§ Supplied data
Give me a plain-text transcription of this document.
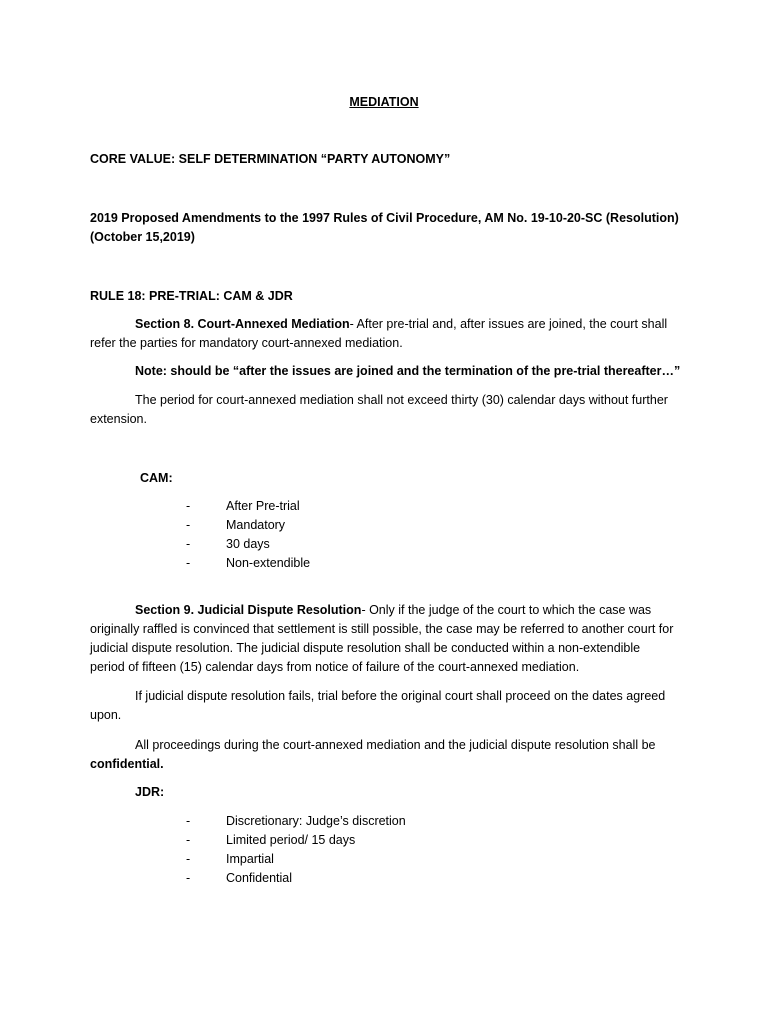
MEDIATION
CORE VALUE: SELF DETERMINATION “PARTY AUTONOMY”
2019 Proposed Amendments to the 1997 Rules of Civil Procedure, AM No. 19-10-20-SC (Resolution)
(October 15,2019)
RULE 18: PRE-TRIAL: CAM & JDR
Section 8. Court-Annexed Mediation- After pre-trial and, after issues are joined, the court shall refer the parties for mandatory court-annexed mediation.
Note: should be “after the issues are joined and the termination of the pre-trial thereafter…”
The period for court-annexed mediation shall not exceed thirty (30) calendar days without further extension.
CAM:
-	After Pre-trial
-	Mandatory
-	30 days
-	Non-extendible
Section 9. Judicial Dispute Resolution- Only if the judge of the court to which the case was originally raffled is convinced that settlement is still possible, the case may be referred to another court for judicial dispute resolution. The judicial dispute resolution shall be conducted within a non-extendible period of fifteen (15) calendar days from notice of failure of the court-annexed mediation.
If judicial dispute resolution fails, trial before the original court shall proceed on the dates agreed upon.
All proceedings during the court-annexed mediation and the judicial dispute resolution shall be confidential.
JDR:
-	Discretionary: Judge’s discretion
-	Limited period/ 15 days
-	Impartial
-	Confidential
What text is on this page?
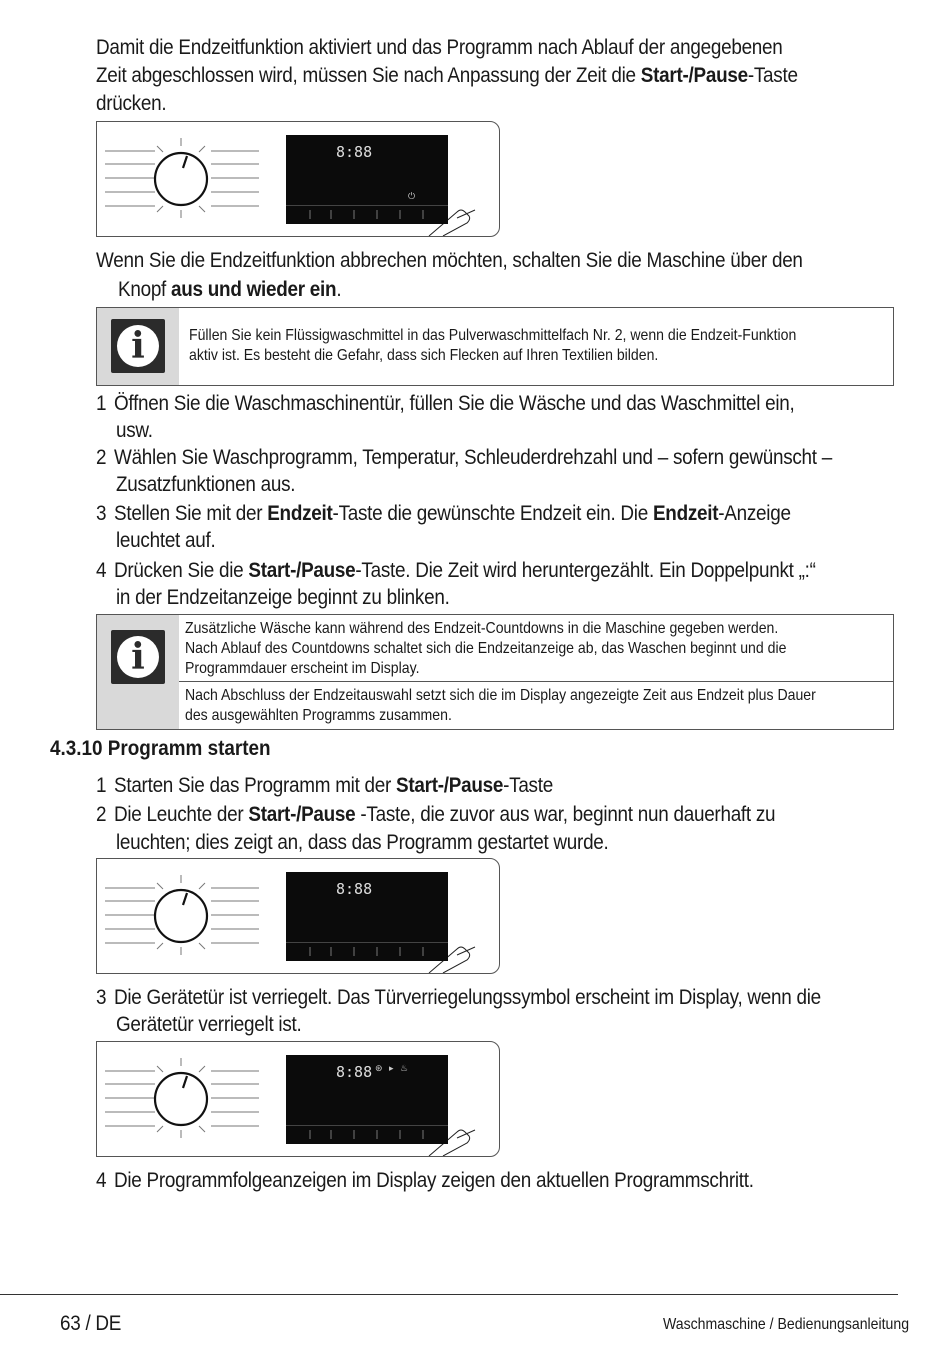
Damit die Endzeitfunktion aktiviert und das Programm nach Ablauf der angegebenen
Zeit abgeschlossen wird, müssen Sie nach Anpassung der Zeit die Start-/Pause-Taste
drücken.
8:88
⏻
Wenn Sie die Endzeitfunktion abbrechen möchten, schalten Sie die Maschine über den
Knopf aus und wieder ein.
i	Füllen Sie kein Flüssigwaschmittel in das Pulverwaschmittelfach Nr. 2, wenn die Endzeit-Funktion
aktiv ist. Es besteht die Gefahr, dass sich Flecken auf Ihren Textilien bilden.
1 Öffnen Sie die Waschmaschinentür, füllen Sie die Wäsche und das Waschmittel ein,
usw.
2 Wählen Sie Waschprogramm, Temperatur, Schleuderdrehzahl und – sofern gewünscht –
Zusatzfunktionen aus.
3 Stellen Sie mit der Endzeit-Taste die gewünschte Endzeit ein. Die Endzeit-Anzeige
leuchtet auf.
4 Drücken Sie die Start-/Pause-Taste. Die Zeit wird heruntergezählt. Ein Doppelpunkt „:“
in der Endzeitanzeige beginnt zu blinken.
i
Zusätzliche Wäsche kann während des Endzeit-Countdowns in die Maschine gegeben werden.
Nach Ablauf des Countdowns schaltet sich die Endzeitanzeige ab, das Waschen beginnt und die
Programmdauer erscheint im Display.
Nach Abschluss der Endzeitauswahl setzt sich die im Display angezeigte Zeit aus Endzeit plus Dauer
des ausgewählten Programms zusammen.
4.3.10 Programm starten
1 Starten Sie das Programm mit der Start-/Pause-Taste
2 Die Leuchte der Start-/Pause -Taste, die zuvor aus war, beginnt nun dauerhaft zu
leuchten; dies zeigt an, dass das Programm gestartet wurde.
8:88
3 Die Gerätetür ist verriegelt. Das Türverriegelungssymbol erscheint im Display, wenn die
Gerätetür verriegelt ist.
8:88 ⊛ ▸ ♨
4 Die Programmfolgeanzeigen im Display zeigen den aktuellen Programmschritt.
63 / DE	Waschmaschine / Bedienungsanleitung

§ Task instructions
Pick out and copy the lines of the material that include the word "sich".

§ Expected output
aktiv ist. Es besteht die Gefahr, dass sich Flecken auf Ihren Textilien bilden.
Nach Ablauf des Countdowns schaltet sich die Endzeitanzeige ab, das Waschen beginnt und die
Nach Abschluss der Endzeitauswahl setzt sich die im Display angezeigte Zeit aus Endzeit plus Dauer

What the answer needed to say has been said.